Task goal:
Copy each line containing the word "name" from the records that follow, please.

Excerpted records:

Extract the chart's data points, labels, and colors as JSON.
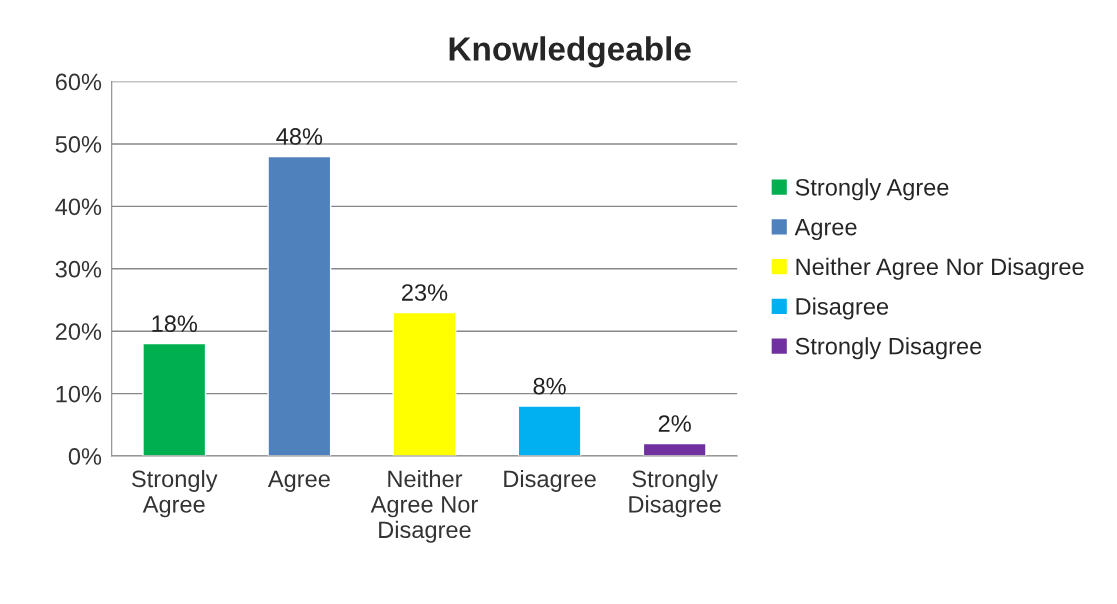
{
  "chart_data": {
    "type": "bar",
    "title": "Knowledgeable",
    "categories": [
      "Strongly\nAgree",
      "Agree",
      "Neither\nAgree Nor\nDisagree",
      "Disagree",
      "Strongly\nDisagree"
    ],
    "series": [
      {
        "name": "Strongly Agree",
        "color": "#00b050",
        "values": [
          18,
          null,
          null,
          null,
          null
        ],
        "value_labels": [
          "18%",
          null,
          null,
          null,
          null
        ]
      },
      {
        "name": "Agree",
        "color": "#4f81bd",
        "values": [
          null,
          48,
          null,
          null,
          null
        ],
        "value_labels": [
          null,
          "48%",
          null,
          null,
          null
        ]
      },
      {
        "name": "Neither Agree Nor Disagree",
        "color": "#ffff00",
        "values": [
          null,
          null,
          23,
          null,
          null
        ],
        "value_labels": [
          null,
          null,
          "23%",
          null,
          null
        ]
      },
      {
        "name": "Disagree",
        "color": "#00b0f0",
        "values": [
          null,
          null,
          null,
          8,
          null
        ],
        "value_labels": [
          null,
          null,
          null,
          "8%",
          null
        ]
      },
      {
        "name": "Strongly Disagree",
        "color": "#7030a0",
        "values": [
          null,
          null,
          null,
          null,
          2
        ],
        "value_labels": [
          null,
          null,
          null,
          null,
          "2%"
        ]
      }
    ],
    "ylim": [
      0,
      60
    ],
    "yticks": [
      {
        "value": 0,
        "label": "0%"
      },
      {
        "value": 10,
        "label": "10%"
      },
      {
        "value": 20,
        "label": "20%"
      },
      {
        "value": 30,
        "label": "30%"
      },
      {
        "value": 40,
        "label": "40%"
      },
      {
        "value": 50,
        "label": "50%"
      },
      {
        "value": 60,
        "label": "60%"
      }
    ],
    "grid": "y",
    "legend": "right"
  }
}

Solution below:
        "name": "Strongly Agree",
        "name": "Agree",
        "name": "Neither Agree Nor Disagree",
        "name": "Disagree",
        "name": "Strongly Disagree",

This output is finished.